引用文 -
━━━━━━━━━━━━━━━━
海外ニュース(2018年5月1日号)

■AI

[1] 英上院AI特別委員会、AIコードの策定など74項目にわたる勧告を盛り込んだAIに関する報告書を公表≪英国≫

 英国上院のAI特別委員会は4月16日、AIに関する報告書「英国における人工知能(AI):英国はAIを活用し、そして活用できる準備ができているか(AI in the UK: ready, willing and able?)」を公表しました。
 同報告書では、AIは英国経済成長の原動力(課題解決や生産性の向上等)として必要であり、AIの倫理的側面を中心にしたアプローチが重要であるとしています。さらに、分野横断的なAIの倫理行動規範(Code of Practice)となる「AIコード」を策定すべきであり、AIの可能性を引出すとともに、脅威やリスクから社会を守るために必要な内容を74項目の勧告として盛り込んでいます。
 「AIコード」の策定に当たっては、(1)人類共通の利益のために開発されるべきである、(2)透明性及び公平性の原則に基づいて運用されるべきである、(3)個人・家族・コミュニティのデータに関する権利やプライバシーを侵害する形で利用されるべきではない、(4)すべての市民はAIとともに精神的・感情的・経済的な繁栄を享受できるような教育を受ける権利を持つべきである、(5)人間を傷つけ、破壊し、欺く自律的な力は埋め込まれるべきではない、という五つの原則を提示しています。
 同報告書のその他の主要な勧告内容は以下のとおりです。
 
*大企業によるデータの独占は避けるべきであり、より大規模の競争が必要となる。英国政府は英国内で活動する大手テクノロジー企業のデータの利用や独占可能性について積極的にレビューを実施するべきである。
*AIを活用する中小企業のための成長基金や、博士人材マッチングスキームの創設、大学の研究成果に基づくAIスタートアップ企業のスピンオフメカニズムの標準化の確立が重要である。
*AIが消費者にとって重要またはセンシティブな問題に関して活用される場合には、AIの透明性を確保するためにも産業界による自主的な通知メカニズムの構築が必要である。
*子どもに対する教育初期の段階において、子どもたちはAIと共に働き、AIを活用できるように備える必要がある。そのため、AIテクノロジーの倫理的な設計や利用方法は教育課程の中でも不可欠のカリキュラムとして位置づけられなければならない。
*AIの研究者や開発者に対して、自らの研究が倫理面で与える示唆や悪用されるリスクについて十分に注意を払うよう要請する。

■自動運転

[2] カリフォルニア州、完全自動運転の試験・運用の認可へ≪アメリカ≫

 米国では州政府が州内の道路行政を管轄しています。そのため、自動運転の公道試験についても、州政府の当局が許認可を担当しています。カリフォルニア州では、自動運転の導入推進の一環として、4月2日、自動運転車のテストには運転手搭乗を義務付けていた規則を改正して、運転手がいない完全な自動運転車のテストと一般利用を認可するとしています。
━━━━━━━━━━━━━━━━
元データ -
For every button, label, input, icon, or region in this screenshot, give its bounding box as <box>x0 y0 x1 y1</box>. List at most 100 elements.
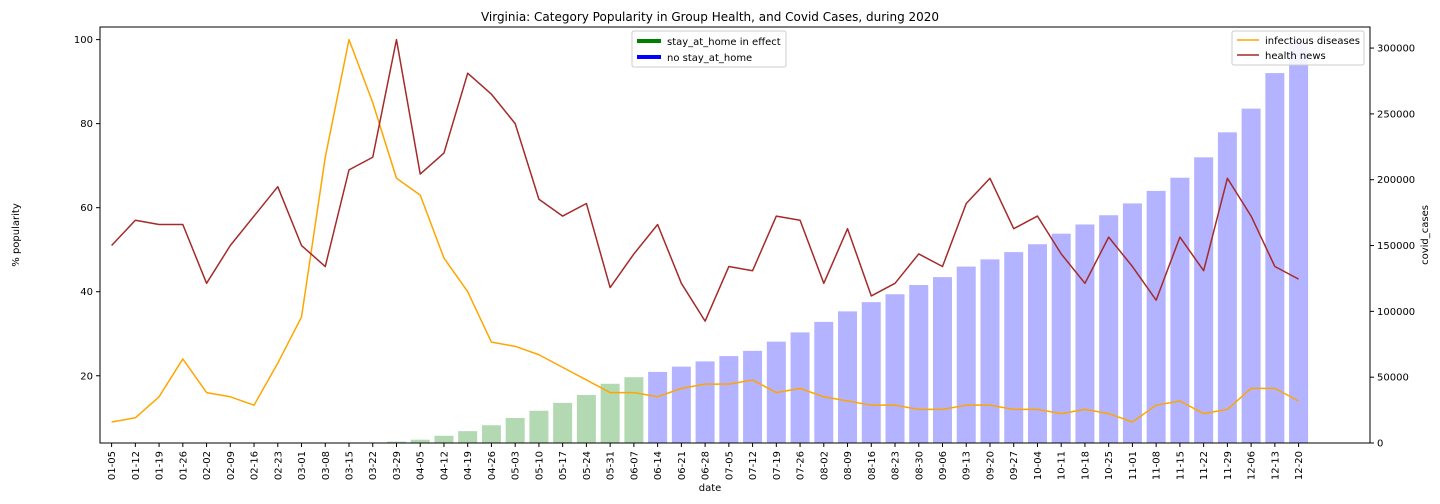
━━━━━━━━━━━━━━━━
課題 -
1 - 次の(a)〜(c)が海外ニュースの記事の内容と合っているかを、はいかいいえで答えよ。各答えには、判断の決め手となる記事中の語句をそのまま引用して添えること。
(a) 英国上院のAI特別委員会は、AIに関する報告書を4月16日に公表した。
(b) 報告書は「AIコード」の策定に当たって三つの原則を提示している。
(c) カリフォルニア州は、自動運転車のテストに運転手の搭乗を義務付ける規則を新たに設けた。
2 - 海外ニュースの記事にある「米国では州政府が州内の道路行政を管轄しています。」という一文を英語に訳せ。
3 - 海外ニュースの記事を、最後の文に続けて書き進めてください。

解答 -
1 -
(a) はい。「英国上院のAI特別委員会は4月16日、AIに関する報告書」
(b) いいえ。「という五つの原則を提示しています。」
(c) いいえ。「自動運転車のテストには運転手搭乗を義務付けていた規則を改正して、運転手がいない完全な自動運転車のテストと一般利用を認可する」

2 - In the United States, state governments have jurisdiction over road administration within their states.

3 -
 カリフォルニア州は、2012年から完全自動運転車の規制案の検討を開始していますが、当時はまだ自動運転という概念は目新しく、本格的な開発に乗り出している企業も多くありませんでした。その後、テクノロジー企業、自動車メーカー各社が自動運転車の開発を進め、公道テストを実施するようになっています。
 なお、2018年3月には、Uber、テスラと自動運転技術を採用する車両の死亡事故が相次いで発生しましたが、カリフォルニア州関係者は、この事故が自動運転車を規制する上での同州の全体的なアプローチを変えることはなかったとしています。4月の新規則では、以下が義務づけられます。
 
*自動運転車の開発者が、車両が制御可能な、現実に近い環境の中でテストしたと証明する。
*州・地方自治体の車両運行関連規則に則って、道路上の状況を検知し、対応できることを証明する。
*自動運転車のテストは、実施する地域の自治体にその計画通知した上で、テスト状況は双方向通信リンクで監視する。
*事故発生時や自動運転モード解除が必要になったケースは州に報告する。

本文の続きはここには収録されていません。